Using the information —
• A. Answer these questions from the commentary on Numbers 16:
(i) What did the priests carry in the firepans?
(ii) What did the rebels claim Moses had failed to do?
(iii) What does T. R. Ashley suggest Moses's reference to a donkey meant?
• B. Continue the commentary on Numbers 16 after its last note, keeping its verse-by-verse format.

16:4-7 The firepans were pans or shallow bowls with long handles (Lv 10:1) in which the priests carried hot coals upon which incense was sprinkled. Incense enhanced the sweet-smelling aroma of burning sacrifices that ascended into the heavens, symbolically entering into the nostrils of God (Lv 1:9,13,17; 2:2,9; 3:5,16). Moses’s words the man the Lord chooses will be the one who is set apart set the challenge in the court of God to identify and defend the truly faithful servant.
16:8-10 Korah and the Kohathites had a favored status among the three Levite clans in handling the holy things of the tabernacle (3:27-32), but they desired greater glory for themselves.
16:11-14 The rebels claimed Moses had failed to bring the people to a place of rest and abundance. They would not admit that it was their rebellion that led to the wilderness judgment.
16:15-19 T. R. Ashley suggests that Moses’s reference to a donkey was an idiomatic statement meaning that Moses had not exalted himself over another.

Dataset excerpts —

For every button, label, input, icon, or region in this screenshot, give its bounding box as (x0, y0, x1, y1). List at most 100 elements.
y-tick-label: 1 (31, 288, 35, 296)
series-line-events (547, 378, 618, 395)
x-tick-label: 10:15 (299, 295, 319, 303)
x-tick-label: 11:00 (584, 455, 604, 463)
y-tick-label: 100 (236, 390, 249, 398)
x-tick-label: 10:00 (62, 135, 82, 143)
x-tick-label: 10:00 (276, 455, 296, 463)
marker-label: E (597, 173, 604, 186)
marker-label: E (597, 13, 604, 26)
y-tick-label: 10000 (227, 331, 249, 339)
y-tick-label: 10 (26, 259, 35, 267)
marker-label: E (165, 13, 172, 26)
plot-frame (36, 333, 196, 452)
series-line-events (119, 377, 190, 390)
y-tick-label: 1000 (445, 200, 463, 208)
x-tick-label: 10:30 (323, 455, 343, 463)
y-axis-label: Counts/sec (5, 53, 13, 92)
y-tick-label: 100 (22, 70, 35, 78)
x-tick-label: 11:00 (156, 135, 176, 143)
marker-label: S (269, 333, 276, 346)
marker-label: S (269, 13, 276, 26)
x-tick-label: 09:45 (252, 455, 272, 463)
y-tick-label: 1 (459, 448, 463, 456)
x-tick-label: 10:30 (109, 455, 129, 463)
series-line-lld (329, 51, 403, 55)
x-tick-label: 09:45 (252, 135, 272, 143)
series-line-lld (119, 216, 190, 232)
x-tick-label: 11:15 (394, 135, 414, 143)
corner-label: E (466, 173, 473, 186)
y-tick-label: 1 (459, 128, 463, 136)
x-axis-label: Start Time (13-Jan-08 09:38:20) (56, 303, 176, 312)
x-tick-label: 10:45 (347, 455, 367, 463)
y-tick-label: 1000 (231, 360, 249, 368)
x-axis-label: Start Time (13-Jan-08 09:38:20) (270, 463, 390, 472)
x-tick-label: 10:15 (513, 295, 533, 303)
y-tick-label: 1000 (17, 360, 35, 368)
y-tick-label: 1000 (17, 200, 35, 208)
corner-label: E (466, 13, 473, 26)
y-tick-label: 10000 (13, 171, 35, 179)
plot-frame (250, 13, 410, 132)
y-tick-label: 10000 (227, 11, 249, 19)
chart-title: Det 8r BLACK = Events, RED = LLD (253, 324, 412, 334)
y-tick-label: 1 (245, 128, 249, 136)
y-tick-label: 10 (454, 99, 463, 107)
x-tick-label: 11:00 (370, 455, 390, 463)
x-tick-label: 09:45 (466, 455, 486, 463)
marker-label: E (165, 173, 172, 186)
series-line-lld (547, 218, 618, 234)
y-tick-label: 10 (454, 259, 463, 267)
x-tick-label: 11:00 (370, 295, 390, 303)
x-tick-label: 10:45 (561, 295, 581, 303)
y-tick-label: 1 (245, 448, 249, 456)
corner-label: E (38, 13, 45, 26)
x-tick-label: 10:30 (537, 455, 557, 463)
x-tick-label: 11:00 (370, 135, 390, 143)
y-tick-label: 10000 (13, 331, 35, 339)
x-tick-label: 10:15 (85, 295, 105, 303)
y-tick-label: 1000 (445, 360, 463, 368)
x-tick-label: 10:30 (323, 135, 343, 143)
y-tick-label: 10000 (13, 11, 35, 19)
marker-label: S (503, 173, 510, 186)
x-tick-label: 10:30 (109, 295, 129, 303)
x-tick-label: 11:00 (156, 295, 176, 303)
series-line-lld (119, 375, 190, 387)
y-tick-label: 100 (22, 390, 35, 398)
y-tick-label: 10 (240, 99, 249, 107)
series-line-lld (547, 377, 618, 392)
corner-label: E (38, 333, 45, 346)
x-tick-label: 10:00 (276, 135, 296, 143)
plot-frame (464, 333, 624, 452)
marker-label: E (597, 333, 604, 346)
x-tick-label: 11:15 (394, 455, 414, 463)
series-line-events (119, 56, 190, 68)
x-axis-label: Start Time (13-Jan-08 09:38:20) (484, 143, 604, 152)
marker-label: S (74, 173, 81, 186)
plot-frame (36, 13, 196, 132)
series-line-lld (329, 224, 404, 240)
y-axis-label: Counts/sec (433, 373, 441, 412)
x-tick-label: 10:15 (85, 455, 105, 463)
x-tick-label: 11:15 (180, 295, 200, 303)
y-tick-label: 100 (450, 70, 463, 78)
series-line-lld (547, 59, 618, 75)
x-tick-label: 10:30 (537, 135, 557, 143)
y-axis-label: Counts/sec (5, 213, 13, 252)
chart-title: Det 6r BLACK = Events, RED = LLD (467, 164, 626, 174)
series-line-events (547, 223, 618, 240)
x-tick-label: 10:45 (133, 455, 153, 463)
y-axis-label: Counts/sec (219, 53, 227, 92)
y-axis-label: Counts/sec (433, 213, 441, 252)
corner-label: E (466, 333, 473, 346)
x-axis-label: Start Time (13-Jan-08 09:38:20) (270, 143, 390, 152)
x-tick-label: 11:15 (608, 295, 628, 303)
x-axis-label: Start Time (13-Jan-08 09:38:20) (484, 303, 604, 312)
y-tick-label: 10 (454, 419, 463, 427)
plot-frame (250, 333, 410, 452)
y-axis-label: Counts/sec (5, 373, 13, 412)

Responses per task —
• A.
(i) Hot coals on which incense was sprinkled.
(ii) Bring the people to a place of rest and abundance.
(iii) It was an idiomatic statement meaning that Moses had not exalted himself over another.

• B.
16:18-19 The glory of the Lord, probably manifest as a cloud (v. 42), dramatically intervened in the sight of the entire Israelite congregation.
16:20-22 Only the true servants of God—Moses and Aaron—fell facedown and, risking their own lives, appealed to his graciousness so the whole community might not suffer his wrath. The true servant of God puts the needs of the people before his own welfare.
16:23-33 By God’s grace, in response to Moses’s and Aaron’s plea, only the instigators of the insurrection were consumed.
16:26 The tents, families, and property of the rebellious leaders had effectively been dedicated to destruction (Hb cherem), and anyone who touched any of these things would be swallowed up in the devastation.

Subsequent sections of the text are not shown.